(Figure record extracts)

* START *

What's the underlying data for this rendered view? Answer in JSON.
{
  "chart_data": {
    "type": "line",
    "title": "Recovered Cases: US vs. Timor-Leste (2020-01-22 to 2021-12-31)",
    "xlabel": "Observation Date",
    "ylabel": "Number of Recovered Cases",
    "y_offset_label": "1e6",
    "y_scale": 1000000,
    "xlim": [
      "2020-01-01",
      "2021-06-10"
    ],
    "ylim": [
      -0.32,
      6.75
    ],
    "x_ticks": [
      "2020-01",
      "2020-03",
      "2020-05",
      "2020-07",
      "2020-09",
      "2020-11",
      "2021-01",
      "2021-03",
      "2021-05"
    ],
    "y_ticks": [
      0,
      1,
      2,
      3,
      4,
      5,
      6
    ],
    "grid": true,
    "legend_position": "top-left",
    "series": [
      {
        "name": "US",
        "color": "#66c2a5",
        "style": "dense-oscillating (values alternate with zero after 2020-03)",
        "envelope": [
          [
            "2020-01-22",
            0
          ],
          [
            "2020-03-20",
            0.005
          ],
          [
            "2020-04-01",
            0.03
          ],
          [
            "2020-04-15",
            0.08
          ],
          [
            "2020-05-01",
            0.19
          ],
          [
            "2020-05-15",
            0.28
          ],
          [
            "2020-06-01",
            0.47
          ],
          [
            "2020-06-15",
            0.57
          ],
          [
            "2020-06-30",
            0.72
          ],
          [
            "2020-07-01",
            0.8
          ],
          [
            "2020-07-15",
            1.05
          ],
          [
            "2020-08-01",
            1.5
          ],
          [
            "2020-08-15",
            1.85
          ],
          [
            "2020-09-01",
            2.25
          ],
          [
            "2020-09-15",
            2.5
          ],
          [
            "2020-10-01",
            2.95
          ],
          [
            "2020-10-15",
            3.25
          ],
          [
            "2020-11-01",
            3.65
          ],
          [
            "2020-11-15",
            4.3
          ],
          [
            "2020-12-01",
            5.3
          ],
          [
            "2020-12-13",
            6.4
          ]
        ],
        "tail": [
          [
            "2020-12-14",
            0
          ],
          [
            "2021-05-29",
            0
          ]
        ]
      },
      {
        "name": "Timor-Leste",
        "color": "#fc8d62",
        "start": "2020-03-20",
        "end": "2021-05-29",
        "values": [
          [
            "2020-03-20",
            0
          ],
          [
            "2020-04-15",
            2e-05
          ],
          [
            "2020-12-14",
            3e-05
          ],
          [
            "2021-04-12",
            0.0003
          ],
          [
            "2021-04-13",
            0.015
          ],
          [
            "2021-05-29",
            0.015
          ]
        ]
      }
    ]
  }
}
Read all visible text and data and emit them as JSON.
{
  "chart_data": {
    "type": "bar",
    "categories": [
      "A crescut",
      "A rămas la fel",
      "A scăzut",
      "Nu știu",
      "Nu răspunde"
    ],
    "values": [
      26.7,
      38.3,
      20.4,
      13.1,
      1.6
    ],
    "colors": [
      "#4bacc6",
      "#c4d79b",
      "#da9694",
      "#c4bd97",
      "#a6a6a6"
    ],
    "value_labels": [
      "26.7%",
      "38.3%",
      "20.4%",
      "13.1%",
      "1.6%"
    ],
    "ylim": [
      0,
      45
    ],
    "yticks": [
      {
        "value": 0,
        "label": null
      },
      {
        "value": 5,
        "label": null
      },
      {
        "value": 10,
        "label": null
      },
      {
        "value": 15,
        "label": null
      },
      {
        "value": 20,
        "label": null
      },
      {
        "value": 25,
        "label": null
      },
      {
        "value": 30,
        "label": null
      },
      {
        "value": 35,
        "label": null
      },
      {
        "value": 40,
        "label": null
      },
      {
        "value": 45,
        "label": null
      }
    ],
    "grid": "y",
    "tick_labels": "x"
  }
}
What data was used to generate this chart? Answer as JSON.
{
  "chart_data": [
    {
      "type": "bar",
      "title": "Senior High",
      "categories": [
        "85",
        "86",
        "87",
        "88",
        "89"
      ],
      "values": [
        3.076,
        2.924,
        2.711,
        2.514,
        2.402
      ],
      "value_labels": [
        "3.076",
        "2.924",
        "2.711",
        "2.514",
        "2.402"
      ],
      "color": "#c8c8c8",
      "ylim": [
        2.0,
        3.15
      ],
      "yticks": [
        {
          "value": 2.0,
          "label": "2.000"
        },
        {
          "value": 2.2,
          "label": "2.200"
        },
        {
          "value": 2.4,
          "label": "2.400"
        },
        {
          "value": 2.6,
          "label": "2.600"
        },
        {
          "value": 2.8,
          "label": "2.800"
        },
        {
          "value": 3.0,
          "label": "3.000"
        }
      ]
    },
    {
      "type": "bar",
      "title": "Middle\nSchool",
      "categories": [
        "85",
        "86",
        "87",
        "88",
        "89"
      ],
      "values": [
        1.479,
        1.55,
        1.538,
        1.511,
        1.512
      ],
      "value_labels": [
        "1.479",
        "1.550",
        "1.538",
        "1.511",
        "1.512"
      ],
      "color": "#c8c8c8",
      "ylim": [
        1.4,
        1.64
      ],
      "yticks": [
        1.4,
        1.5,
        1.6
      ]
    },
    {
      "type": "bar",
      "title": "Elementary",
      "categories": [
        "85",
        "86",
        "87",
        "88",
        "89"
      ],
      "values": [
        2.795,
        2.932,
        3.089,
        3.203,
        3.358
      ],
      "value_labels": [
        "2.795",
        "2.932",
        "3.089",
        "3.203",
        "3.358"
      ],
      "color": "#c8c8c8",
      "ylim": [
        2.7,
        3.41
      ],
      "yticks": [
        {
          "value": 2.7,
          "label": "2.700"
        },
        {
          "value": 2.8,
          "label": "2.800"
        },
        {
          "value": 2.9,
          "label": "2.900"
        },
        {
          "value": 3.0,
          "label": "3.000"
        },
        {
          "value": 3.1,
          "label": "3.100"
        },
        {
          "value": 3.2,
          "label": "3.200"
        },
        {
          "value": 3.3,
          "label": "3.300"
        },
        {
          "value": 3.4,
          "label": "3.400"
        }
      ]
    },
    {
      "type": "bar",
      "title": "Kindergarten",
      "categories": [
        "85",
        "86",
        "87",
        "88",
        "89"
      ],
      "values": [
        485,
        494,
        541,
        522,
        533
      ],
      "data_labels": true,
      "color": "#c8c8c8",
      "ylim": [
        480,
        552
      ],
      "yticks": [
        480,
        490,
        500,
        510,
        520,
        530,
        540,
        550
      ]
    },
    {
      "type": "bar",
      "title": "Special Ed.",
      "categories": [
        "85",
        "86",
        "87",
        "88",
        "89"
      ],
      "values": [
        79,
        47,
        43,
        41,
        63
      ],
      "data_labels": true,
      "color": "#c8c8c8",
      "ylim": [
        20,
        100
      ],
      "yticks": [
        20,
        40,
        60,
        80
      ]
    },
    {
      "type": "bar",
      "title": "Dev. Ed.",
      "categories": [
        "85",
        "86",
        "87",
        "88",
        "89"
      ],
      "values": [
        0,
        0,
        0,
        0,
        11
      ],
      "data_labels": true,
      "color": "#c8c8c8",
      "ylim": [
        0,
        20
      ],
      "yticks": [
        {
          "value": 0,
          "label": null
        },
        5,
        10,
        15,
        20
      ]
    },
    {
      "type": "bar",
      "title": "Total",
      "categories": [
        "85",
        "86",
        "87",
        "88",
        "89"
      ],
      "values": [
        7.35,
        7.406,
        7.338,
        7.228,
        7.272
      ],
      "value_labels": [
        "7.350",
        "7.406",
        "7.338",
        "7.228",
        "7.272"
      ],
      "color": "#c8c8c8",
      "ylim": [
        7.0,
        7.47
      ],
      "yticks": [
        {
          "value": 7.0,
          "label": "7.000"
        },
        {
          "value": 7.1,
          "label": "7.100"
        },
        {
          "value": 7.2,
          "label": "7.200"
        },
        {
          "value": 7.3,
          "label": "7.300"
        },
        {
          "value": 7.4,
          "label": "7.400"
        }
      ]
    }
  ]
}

* END *

_EXERCISE AIM_
Answer with a single number: the count of lines holding the word "this".

_TASK SOLUTION_
2